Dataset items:
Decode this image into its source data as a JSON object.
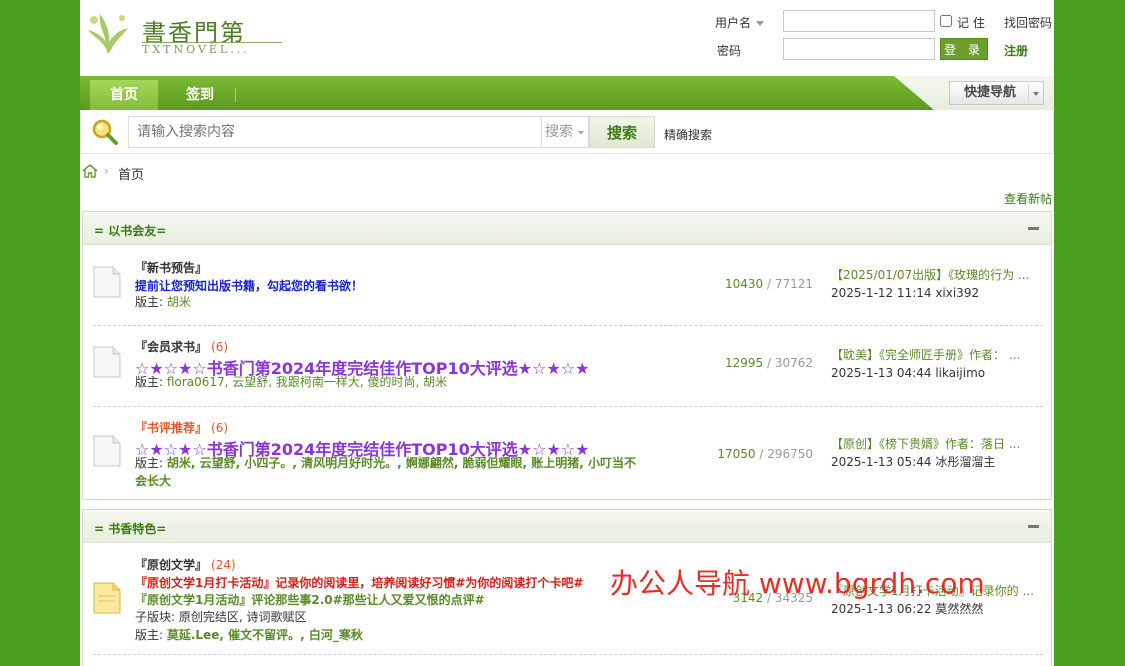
{
  "logo": {
    "title": "書香門第",
    "subtitle": "TXTNOVEL..."
  },
  "login": {
    "username_label": "用户名",
    "password_label": "密码",
    "remember_label": "记 住",
    "forgot_label": "找回密码",
    "login_button": "登 录",
    "register_label": "注册",
    "username_value": "",
    "password_value": ""
  },
  "nav": {
    "home": "首页",
    "checkin": "签到",
    "quick_nav": "快捷导航"
  },
  "search": {
    "placeholder": "请输入搜索内容",
    "type_label": "搜索",
    "button": "搜索",
    "precise": "精确搜索"
  },
  "breadcrumb": {
    "current": "首页"
  },
  "new_posts": "查看新帖",
  "sections": [
    {
      "title": "= 以书会友=",
      "forums": [
        {
          "name": "『新书预告』",
          "count": "",
          "line1": "提前让您预知出版书籍，勾起您的看书欲！",
          "line1_color": "#1a23c8",
          "mods_label": "版主:",
          "mods": "胡米",
          "topics": "10430",
          "posts": "77121",
          "last_title": "【2025/01/07出版】《玫瑰的行为 ...",
          "last_meta": "2025-1-12 11:14 xixi392"
        },
        {
          "name": "『会员求书』",
          "count": "(6)",
          "line1": "☆★☆★☆书香门第2024年度完结佳作TOP10大评选★☆★☆★",
          "line1_color": "#8a35d4",
          "mods_label": "版主:",
          "mods": "flora0617, 云望舒, 我跟柯南一样大, 傻的时尚, 胡米",
          "topics": "12995",
          "posts": "30762",
          "last_title": "【耽美】《完全师匠手册》作者： ...",
          "last_meta": "2025-1-13 04:44 likaijimo"
        },
        {
          "name": "『书评推荐』",
          "count": "(6)",
          "line1": "☆★☆★☆书香门第2024年度完结佳作TOP10大评选★☆★☆★",
          "line1_color": "#8a35d4",
          "mods_label": "版主:",
          "mods_l1": "胡米, 云望舒, 小四子。, 清风明月好时光。, 婀娜翩然, 脆弱但耀眼, 账上明猪, 小叮当不",
          "mods_l2": "会长大",
          "topics": "17050",
          "posts": "296750",
          "last_title": "【原创】《榜下贵婿》作者：落日 ...",
          "last_meta": "2025-1-13 05:44 冰彤溜溜主"
        }
      ]
    },
    {
      "title": "= 书香特色=",
      "forums": [
        {
          "name": "『原创文学』",
          "count": "(24)",
          "line1": "『原创文学1月打卡活动』记录你的阅读里，培养阅读好习惯#为你的阅读打个卡吧#",
          "line1_color": "#d4201a",
          "line2": "『原创文学1月活动』评论那些事2.0#那些让人又爱又恨的点评#",
          "line2_color": "#5a8a27",
          "sub_label": "子版块:",
          "sub": "原创完结区, 诗词歌赋区",
          "mods_label": "版主:",
          "mods": "莫延.Lee, 催文不留评。, 白河_寒秋",
          "topics": "3142",
          "posts": "34325",
          "last_title": "『原创文学1月打卡活动』记录你的 ...",
          "last_meta": "2025-1-13 06:22 莫然然然"
        }
      ]
    }
  ],
  "watermark": "办公人导航  www.bgrdh.com",
  "colors": {
    "page_bg": "#4a9e1e",
    "nav_green": "#6ba82a",
    "link_green": "#5a8a27"
  }
}
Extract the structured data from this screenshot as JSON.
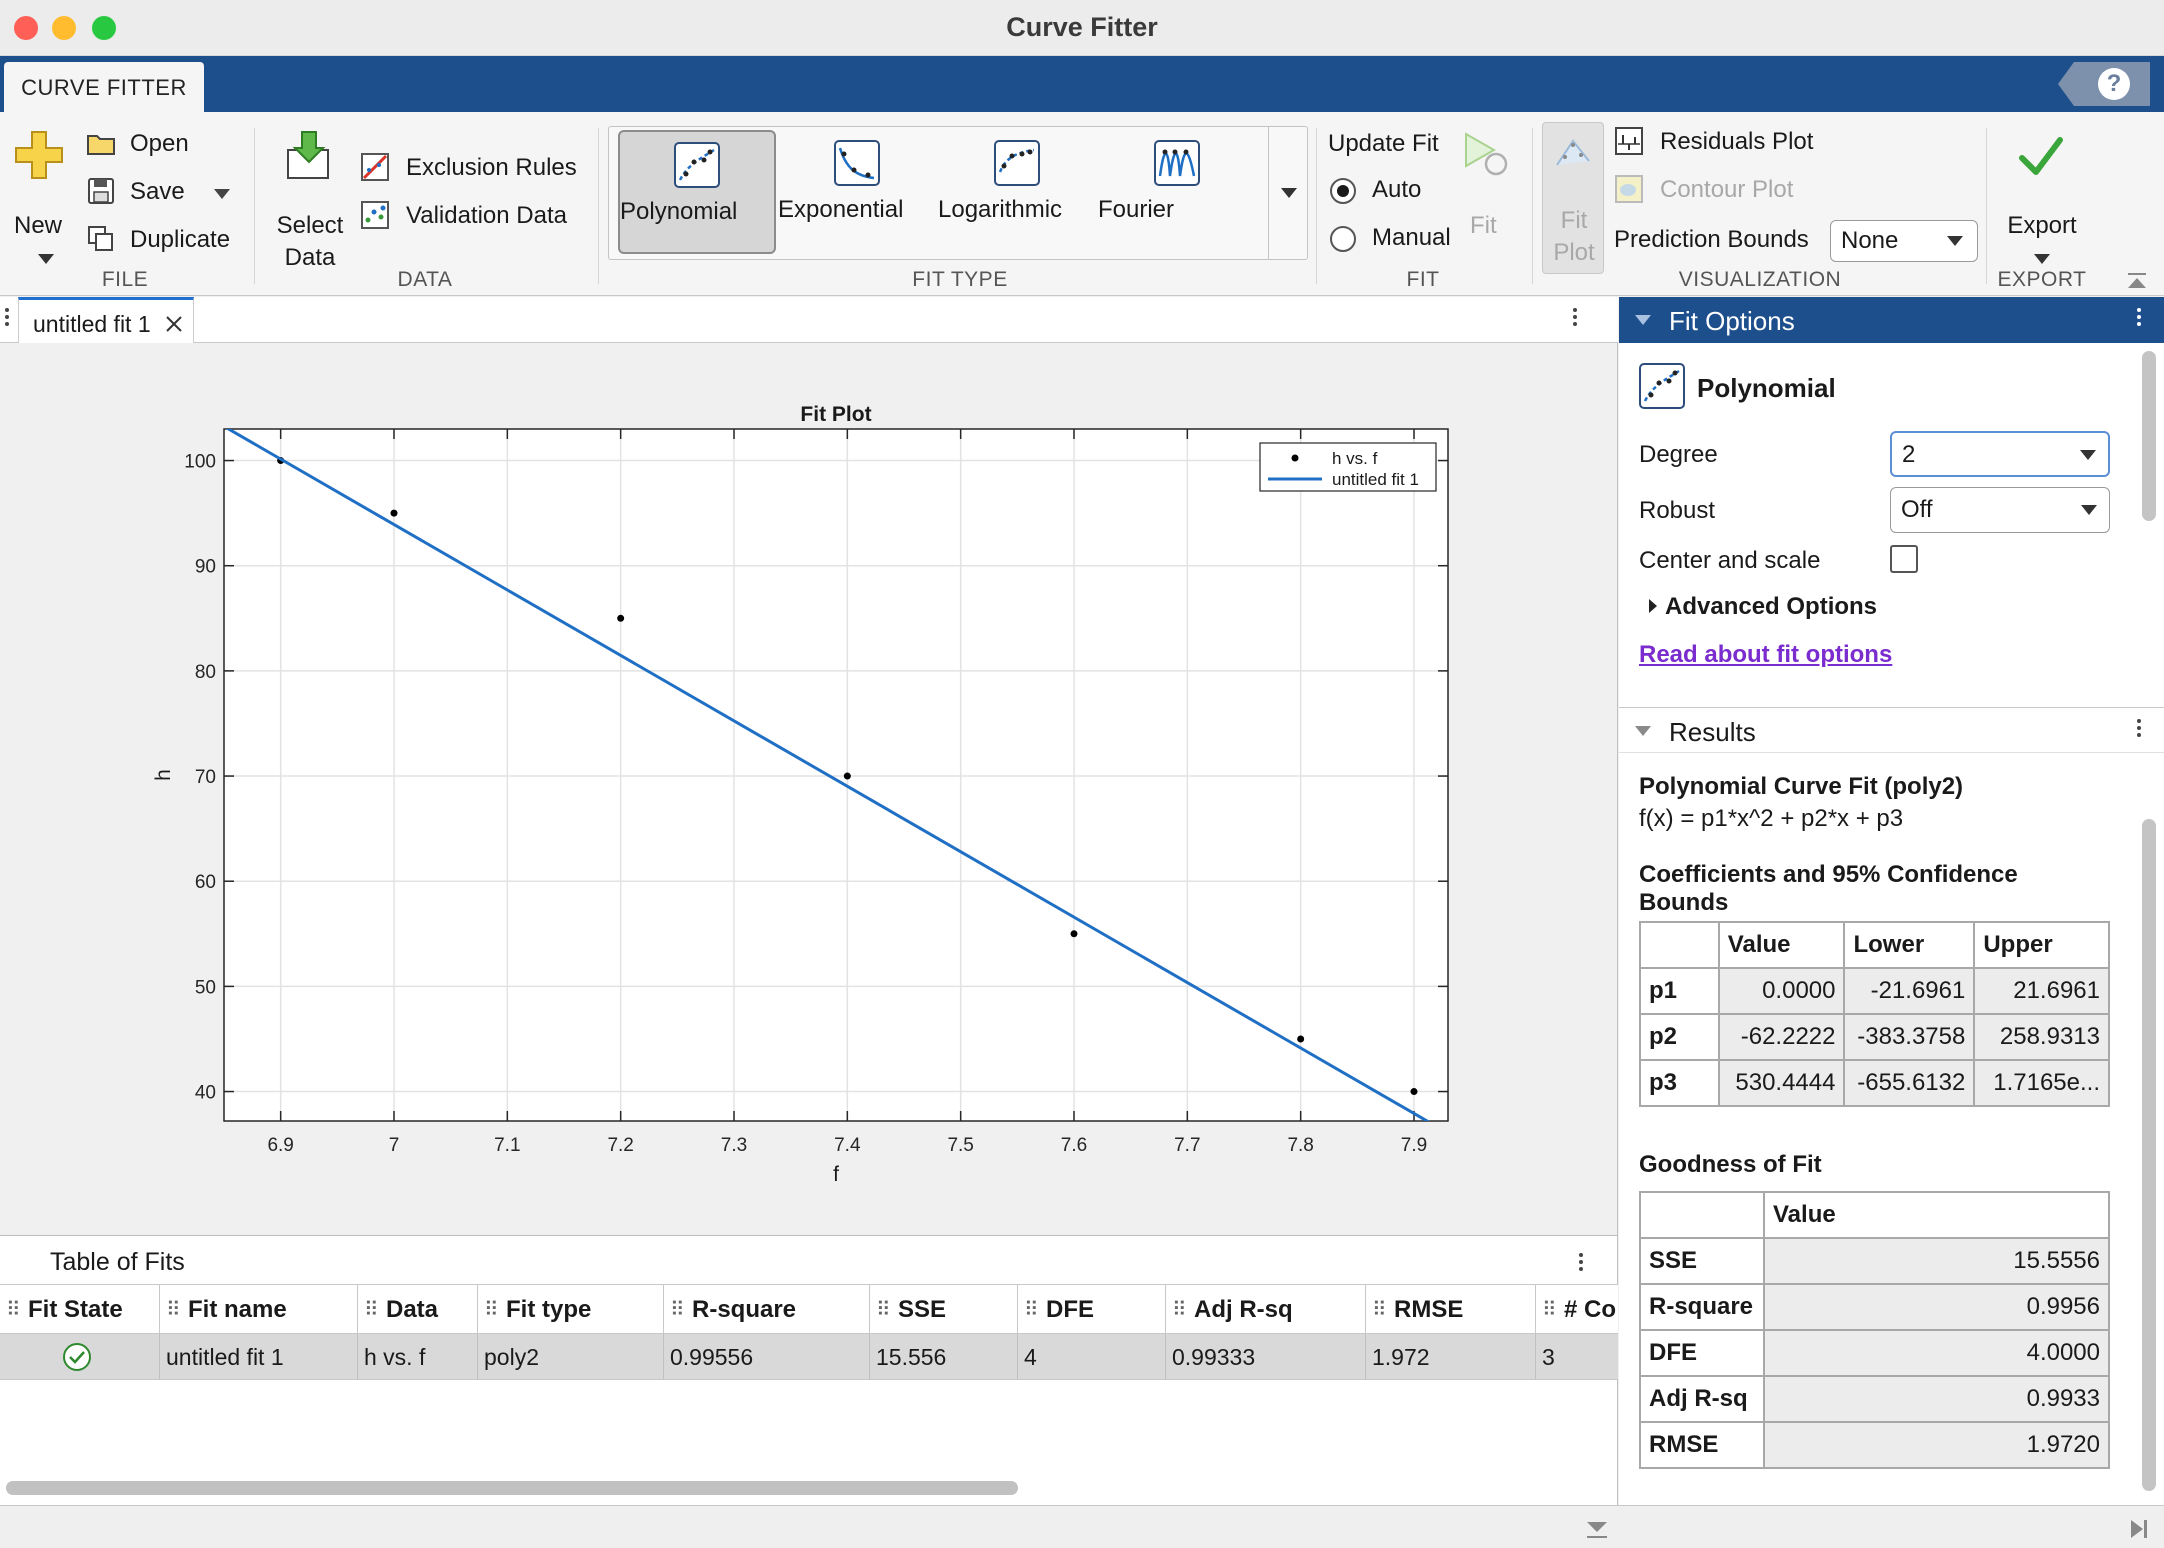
{
  "window": {
    "title": "Curve Fitter"
  },
  "tabs": {
    "main": "CURVE FITTER",
    "help": "?"
  },
  "file": {
    "new": "New",
    "open": "Open",
    "save": "Save",
    "duplicate": "Duplicate",
    "section": "FILE"
  },
  "data": {
    "select_line1": "Select",
    "select_line2": "Data",
    "exclusion": "Exclusion Rules",
    "validation": "Validation Data",
    "section": "DATA"
  },
  "fittype": {
    "items": [
      "Polynomial",
      "Exponential",
      "Logarithmic",
      "Fourier"
    ],
    "selected": "Polynomial",
    "section": "FIT TYPE"
  },
  "fit": {
    "update_fit": "Update Fit",
    "auto": "Auto",
    "manual": "Manual",
    "auto_selected": true,
    "fit_btn": "Fit",
    "section": "FIT"
  },
  "visualization": {
    "fitplot_line1": "Fit",
    "fitplot_line2": "Plot",
    "residuals": "Residuals Plot",
    "contour": "Contour Plot",
    "pred_bounds_label": "Prediction Bounds",
    "pred_bounds_value": "None",
    "section": "VISUALIZATION"
  },
  "export": {
    "label": "Export",
    "section": "EXPORT"
  },
  "document": {
    "tab": "untitled fit 1"
  },
  "chart_data": {
    "type": "scatter",
    "title": "Fit Plot",
    "xlabel": "f",
    "ylabel": "h",
    "xlim": [
      6.85,
      7.93
    ],
    "ylim": [
      37.2,
      103.0
    ],
    "xticks": [
      "6.9",
      "7",
      "7.1",
      "7.2",
      "7.3",
      "7.4",
      "7.5",
      "7.6",
      "7.7",
      "7.8",
      "7.9"
    ],
    "yticks": [
      "40",
      "50",
      "60",
      "70",
      "80",
      "90",
      "100"
    ],
    "grid": true,
    "legend": "top-right",
    "series": [
      {
        "name": "h vs. f",
        "kind": "points",
        "color": "#000000",
        "x": [
          6.9,
          7.0,
          7.2,
          7.4,
          7.6,
          7.8,
          7.9
        ],
        "y": [
          100,
          95,
          85,
          70,
          55,
          45,
          40
        ]
      },
      {
        "name": "untitled fit 1",
        "kind": "line",
        "color": "#1f6fc5",
        "x": [
          6.85,
          7.93
        ],
        "y": [
          103.25,
          36.05
        ]
      }
    ]
  },
  "table_of_fits": {
    "title": "Table of Fits",
    "columns": [
      "Fit State",
      "Fit name",
      "Data",
      "Fit type",
      "R-square",
      "SSE",
      "DFE",
      "Adj R-sq",
      "RMSE",
      "# Co"
    ],
    "rows": [
      [
        "",
        "untitled fit 1",
        "h vs. f",
        "poly2",
        "0.99556",
        "15.556",
        "4",
        "0.99333",
        "1.972",
        "3"
      ]
    ]
  },
  "fit_options": {
    "header": "Fit Options",
    "type": "Polynomial",
    "degree_label": "Degree",
    "degree_value": "2",
    "robust_label": "Robust",
    "robust_value": "Off",
    "center_label": "Center and scale",
    "advanced": "Advanced Options",
    "read_link": "Read about fit options"
  },
  "results": {
    "header": "Results",
    "fit_title": "Polynomial Curve Fit (poly2)",
    "equation": "f(x) = p1*x^2 + p2*x + p3",
    "coef_title_1": "Coefficients and 95% Confidence",
    "coef_title_2": "Bounds",
    "coef_cols": [
      "Value",
      "Lower",
      "Upper"
    ],
    "coef_rows": [
      [
        "p1",
        "0.0000",
        "-21.6961",
        "21.6961"
      ],
      [
        "p2",
        "-62.2222",
        "-383.3758",
        "258.9313"
      ],
      [
        "p3",
        "530.4444",
        "-655.6132",
        "1.7165e..."
      ]
    ],
    "gof_title": "Goodness of Fit",
    "gof_col": "Value",
    "gof_rows": [
      [
        "SSE",
        "15.5556"
      ],
      [
        "R-square",
        "0.9956"
      ],
      [
        "DFE",
        "4.0000"
      ],
      [
        "Adj R-sq",
        "0.9933"
      ],
      [
        "RMSE",
        "1.9720"
      ]
    ]
  }
}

INSTRUCTIONS TO FOLLOW:
Every line above that contains the word "topics" should be reported.

CORRECT OUTPUT:
          "topics": "10430",
          "topics": "12995",
          "topics": "17050",
          "topics": "3142",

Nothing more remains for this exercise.